A run of records
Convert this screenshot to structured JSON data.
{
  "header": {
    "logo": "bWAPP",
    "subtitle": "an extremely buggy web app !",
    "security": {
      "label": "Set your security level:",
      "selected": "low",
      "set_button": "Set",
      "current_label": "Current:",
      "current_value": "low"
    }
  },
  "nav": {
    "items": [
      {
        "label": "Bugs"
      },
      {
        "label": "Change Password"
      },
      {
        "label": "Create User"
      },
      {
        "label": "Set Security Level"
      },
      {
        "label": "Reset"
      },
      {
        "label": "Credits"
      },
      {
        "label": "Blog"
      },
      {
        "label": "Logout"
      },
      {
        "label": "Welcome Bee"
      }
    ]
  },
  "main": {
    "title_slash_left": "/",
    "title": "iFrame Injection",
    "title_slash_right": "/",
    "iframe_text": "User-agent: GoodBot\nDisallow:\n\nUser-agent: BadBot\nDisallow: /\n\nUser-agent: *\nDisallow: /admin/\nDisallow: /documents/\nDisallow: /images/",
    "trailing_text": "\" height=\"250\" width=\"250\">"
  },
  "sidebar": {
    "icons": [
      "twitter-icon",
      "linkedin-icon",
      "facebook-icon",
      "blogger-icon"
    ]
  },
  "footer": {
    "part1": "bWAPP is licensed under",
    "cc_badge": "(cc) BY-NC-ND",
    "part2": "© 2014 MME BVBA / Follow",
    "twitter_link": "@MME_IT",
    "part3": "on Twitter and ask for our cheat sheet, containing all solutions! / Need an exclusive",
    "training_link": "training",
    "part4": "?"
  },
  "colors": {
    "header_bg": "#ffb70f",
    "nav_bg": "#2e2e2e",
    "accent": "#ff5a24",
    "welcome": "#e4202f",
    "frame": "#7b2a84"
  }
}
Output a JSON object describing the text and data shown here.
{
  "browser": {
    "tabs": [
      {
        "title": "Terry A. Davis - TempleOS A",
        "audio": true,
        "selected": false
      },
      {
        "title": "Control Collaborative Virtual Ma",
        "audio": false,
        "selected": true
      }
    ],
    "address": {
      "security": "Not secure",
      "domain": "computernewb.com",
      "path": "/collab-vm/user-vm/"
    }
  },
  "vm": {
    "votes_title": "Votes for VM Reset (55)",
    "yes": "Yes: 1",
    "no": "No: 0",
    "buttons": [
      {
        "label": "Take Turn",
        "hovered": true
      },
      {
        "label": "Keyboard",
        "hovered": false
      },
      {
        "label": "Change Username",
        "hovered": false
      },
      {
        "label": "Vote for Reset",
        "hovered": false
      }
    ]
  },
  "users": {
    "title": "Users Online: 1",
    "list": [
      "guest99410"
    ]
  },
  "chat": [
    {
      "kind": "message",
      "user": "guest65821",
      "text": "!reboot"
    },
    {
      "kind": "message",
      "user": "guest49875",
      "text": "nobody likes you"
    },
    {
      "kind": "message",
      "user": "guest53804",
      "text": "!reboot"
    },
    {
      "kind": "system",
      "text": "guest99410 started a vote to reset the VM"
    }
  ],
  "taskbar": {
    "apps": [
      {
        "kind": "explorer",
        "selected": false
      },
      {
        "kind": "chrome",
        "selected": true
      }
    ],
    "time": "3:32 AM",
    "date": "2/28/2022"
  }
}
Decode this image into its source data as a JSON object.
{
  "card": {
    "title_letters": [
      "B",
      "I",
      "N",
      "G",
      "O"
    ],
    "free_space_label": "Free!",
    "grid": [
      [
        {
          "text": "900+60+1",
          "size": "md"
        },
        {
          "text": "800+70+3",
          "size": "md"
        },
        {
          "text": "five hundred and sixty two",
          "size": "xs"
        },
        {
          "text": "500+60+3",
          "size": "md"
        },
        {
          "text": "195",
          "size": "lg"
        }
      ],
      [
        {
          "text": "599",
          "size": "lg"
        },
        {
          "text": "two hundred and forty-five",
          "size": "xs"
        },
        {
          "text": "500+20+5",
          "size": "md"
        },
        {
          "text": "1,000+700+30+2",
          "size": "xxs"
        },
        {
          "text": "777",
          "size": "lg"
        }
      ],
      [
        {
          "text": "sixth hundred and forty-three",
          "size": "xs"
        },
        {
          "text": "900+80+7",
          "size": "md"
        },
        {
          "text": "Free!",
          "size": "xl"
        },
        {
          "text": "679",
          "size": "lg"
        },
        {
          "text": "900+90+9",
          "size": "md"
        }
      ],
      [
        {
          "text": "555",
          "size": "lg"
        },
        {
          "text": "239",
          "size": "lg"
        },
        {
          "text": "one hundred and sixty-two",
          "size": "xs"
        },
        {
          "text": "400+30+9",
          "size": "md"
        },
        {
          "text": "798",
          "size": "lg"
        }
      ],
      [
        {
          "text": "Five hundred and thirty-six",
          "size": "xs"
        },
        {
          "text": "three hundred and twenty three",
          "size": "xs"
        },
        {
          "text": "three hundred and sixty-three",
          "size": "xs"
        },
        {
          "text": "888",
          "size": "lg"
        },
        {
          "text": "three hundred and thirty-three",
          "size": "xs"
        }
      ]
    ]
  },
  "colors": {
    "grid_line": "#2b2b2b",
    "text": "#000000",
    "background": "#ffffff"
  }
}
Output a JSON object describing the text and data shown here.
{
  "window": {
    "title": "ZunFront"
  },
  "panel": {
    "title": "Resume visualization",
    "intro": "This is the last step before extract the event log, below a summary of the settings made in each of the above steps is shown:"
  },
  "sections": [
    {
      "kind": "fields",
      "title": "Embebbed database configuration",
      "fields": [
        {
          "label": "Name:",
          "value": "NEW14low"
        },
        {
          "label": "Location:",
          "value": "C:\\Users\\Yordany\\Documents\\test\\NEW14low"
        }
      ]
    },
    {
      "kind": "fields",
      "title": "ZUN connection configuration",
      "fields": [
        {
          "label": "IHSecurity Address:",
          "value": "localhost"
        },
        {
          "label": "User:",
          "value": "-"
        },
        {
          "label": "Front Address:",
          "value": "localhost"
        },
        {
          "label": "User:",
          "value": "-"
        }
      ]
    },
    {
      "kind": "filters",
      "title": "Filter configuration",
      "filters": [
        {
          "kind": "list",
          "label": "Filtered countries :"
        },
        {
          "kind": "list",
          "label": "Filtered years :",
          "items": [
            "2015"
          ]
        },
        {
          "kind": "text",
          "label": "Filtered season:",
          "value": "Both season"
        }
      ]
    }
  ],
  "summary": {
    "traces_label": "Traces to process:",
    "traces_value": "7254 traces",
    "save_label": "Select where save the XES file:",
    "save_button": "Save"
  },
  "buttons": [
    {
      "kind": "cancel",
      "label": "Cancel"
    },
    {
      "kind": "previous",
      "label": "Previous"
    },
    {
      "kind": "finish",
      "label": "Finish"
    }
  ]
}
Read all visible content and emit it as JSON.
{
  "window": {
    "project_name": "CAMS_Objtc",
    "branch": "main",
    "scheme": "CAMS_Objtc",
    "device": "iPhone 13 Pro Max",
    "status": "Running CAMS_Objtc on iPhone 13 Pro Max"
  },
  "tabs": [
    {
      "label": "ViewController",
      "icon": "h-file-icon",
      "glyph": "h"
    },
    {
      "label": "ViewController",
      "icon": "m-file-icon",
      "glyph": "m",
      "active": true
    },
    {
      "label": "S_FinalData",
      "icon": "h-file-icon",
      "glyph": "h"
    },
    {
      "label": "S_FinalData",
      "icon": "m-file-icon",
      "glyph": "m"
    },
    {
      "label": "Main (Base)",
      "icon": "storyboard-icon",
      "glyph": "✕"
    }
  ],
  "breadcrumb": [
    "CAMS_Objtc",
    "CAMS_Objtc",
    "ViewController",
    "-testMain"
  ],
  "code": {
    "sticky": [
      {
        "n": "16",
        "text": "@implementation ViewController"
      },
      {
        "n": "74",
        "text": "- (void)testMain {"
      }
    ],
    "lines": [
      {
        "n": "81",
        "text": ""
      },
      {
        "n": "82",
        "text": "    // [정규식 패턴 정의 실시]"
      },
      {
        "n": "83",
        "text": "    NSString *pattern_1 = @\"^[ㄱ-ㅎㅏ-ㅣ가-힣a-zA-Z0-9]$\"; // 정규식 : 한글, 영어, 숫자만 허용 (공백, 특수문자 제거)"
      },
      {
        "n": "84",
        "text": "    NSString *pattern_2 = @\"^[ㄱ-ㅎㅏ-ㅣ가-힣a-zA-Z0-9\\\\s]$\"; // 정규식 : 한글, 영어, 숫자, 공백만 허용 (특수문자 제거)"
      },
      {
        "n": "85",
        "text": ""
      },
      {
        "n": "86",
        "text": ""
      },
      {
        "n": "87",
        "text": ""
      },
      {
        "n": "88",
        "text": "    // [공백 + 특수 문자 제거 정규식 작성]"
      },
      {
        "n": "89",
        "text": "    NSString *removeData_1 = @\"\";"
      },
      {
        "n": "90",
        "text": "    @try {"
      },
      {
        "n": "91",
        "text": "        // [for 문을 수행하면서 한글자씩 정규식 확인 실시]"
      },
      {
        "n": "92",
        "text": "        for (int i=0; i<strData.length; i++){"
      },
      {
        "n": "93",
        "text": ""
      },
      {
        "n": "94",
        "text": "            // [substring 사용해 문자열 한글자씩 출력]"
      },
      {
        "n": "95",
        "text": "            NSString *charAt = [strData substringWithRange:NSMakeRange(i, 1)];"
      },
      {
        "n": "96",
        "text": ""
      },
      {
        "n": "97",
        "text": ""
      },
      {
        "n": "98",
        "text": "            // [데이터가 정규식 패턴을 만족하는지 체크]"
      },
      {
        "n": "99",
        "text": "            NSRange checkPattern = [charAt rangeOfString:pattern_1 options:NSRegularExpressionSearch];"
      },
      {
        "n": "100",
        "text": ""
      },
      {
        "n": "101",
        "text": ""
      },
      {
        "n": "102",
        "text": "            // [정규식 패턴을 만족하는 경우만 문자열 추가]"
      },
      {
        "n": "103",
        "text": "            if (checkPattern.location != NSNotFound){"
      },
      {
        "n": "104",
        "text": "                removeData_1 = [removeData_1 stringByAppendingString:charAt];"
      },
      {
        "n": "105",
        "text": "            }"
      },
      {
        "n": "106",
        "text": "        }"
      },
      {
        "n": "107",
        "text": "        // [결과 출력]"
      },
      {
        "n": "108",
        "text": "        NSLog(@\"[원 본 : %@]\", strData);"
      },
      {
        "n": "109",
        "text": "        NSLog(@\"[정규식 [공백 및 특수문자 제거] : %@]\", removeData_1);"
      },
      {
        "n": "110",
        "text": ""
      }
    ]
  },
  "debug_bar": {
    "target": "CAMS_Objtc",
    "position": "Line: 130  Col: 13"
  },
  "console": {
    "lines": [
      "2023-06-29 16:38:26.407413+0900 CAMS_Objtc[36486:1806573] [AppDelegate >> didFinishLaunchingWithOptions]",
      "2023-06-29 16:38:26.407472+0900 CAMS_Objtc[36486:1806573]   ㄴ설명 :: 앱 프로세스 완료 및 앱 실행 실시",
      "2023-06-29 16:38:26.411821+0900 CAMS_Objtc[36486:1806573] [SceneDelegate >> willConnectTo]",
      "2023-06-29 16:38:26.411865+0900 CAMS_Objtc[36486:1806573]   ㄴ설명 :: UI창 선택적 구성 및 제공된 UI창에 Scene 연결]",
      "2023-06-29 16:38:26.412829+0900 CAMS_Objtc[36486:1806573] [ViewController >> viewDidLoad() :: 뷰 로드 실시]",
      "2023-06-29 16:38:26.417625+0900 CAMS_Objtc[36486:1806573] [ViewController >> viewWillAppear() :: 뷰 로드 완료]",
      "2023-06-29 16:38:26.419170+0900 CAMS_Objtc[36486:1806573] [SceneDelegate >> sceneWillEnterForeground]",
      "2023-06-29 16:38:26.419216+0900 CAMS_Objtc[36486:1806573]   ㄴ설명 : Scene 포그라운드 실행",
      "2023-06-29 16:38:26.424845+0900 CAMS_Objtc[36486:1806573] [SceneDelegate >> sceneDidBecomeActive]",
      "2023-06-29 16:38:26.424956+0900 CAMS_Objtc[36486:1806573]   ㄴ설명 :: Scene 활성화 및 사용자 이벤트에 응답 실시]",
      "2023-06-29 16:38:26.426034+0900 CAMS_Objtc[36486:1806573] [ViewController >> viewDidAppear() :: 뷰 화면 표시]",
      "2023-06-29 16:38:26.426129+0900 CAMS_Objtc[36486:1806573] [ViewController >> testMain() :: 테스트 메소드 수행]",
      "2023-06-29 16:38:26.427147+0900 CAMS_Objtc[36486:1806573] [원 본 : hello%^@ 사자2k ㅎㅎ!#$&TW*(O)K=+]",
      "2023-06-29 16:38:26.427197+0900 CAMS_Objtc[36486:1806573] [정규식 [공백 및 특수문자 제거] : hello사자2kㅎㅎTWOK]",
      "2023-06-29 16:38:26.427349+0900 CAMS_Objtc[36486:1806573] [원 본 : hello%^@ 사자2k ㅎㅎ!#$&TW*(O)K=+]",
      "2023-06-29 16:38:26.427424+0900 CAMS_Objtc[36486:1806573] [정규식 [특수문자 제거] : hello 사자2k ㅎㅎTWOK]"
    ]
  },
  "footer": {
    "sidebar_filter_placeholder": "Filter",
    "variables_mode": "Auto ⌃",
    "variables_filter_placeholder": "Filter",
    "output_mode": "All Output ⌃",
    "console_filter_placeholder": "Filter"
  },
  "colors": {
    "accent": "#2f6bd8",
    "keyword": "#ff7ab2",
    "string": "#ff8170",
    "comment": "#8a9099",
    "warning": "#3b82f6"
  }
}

# [EXERCISE REQUIREMENTS]
Pick out every line holding the string "ViewController" and return it.

# [TASK RESPONSE]
      "label": "ViewController",
      "label": "ViewController",
    "ViewController",
        "text": "@implementation ViewController"
      "2023-06-29 16:38:26.412829+0900 CAMS_Objtc[36486:1806573] [ViewController >> viewDidLoad() :: 뷰 로드 실시]",
      "2023-06-29 16:38:26.417625+0900 CAMS_Objtc[36486:1806573] [ViewController >> viewWillAppear() :: 뷰 로드 완료]",
      "2023-06-29 16:38:26.426034+0900 CAMS_Objtc[36486:1806573] [ViewController >> viewDidAppear() :: 뷰 화면 표시]",
      "2023-06-29 16:38:26.426129+0900 CAMS_Objtc[36486:1806573] [ViewController >> testMain() :: 테스트 메소드 수행]",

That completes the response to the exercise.